Record excerpts -
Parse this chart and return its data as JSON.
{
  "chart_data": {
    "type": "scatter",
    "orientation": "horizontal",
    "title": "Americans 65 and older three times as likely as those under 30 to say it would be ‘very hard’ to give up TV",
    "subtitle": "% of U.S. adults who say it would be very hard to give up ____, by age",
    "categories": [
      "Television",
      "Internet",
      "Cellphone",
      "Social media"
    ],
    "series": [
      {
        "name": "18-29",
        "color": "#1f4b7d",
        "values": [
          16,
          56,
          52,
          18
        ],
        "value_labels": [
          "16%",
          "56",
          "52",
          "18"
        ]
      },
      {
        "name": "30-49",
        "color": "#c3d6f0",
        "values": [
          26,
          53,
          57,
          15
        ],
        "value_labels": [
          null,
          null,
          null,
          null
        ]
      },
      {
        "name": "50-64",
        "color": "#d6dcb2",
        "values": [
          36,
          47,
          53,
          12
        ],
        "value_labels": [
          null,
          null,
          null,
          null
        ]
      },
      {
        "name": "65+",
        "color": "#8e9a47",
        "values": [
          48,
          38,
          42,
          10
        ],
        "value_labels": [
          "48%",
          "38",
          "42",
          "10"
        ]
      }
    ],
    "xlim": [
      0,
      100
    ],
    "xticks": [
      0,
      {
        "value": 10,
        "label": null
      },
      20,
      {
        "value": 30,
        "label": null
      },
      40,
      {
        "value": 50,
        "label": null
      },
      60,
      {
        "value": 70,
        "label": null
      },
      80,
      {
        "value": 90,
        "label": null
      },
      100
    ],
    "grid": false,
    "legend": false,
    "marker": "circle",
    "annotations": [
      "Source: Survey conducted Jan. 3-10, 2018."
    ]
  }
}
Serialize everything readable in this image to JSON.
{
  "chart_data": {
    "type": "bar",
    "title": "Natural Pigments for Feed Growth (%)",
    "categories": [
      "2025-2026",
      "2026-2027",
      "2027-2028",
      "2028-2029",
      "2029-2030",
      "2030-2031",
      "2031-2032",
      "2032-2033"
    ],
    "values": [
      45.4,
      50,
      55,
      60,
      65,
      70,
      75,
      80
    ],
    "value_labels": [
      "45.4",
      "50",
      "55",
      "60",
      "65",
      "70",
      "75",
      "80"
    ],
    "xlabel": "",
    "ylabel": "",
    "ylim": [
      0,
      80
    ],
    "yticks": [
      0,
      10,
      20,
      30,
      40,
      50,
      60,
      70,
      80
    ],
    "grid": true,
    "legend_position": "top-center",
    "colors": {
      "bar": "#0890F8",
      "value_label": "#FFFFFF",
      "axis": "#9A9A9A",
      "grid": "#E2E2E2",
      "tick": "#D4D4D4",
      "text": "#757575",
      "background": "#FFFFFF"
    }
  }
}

Challenge -
Transcribe all lines as written.

Reply to the task -
Parse this chart and return its data as JSON.
{
  "chart_data": {
    "type": "scatter",
    "orientation": "horizontal",
    "title": "Americans 65 and older three times as likely as those under 30 to say it would be ‘very hard’ to give up TV",
    "subtitle": "% of U.S. adults who say it would be very hard to give up ____, by age",
    "categories": [
      "Television",
      "Internet",
      "Cellphone",
      "Social media"
    ],
    "series": [
      {
        "name": "18-29",
        "color": "#1f4b7d",
        "values": [
          16,
          56,
          52,
          18
        ],
        "value_labels": [
          "16%",
          "56",
          "52",
          "18"
        ]
      },
      {
        "name": "30-49",
        "color": "#c3d6f0",
        "values": [
          26,
          53,
          57,
          15
        ],
        "value_labels": [
          null,
          null,
          null,
          null
        ]
      },
      {
        "name": "50-64",
        "color": "#d6dcb2",
        "values": [
          36,
          47,
          53,
          12
        ],
        "value_labels": [
          null,
          null,
          null,
          null
        ]
      },
      {
        "name": "65+",
        "color": "#8e9a47",
        "values": [
          48,
          38,
          42,
          10
        ],
        "value_labels": [
          "48%",
          "38",
          "42",
          "10"
        ]
      }
    ],
    "xlim": [
      0,
      100
    ],
    "xticks": [
      0,
      {
        "value": 10,
        "label": null
      },
      20,
      {
        "value": 30,
        "label": null
      },
      40,
      {
        "value": 50,
        "label": null
      },
      60,
      {
        "value": 70,
        "label": null
      },
      80,
      {
        "value": 90,
        "label": null
      },
      100
    ],
    "grid": false,
    "legend": false,
    "marker": "circle",
    "annotations": [
      "Source: Survey conducted Jan. 3-10, 2018."
    ]
  }
}
Serialize everything readable in this image to JSON.
{
  "chart_data": {
    "type": "bar",
    "title": "Natural Pigments for Feed Growth (%)",
    "categories": [
      "2025-2026",
      "2026-2027",
      "2027-2028",
      "2028-2029",
      "2029-2030",
      "2030-2031",
      "2031-2032",
      "2032-2033"
    ],
    "values": [
      45.4,
      50,
      55,
      60,
      65,
      70,
      75,
      80
    ],
    "value_labels": [
      "45.4",
      "50",
      "55",
      "60",
      "65",
      "70",
      "75",
      "80"
    ],
    "xlabel": "",
    "ylabel": "",
    "ylim": [
      0,
      80
    ],
    "yticks": [
      0,
      10,
      20,
      30,
      40,
      50,
      60,
      70,
      80
    ],
    "grid": true,
    "legend_position": "top-center",
    "colors": {
      "bar": "#0890F8",
      "value_label": "#FFFFFF",
      "axis": "#9A9A9A",
      "grid": "#E2E2E2",
      "tick": "#D4D4D4",
      "text": "#757575",
      "background": "#FFFFFF"
    }
  }
}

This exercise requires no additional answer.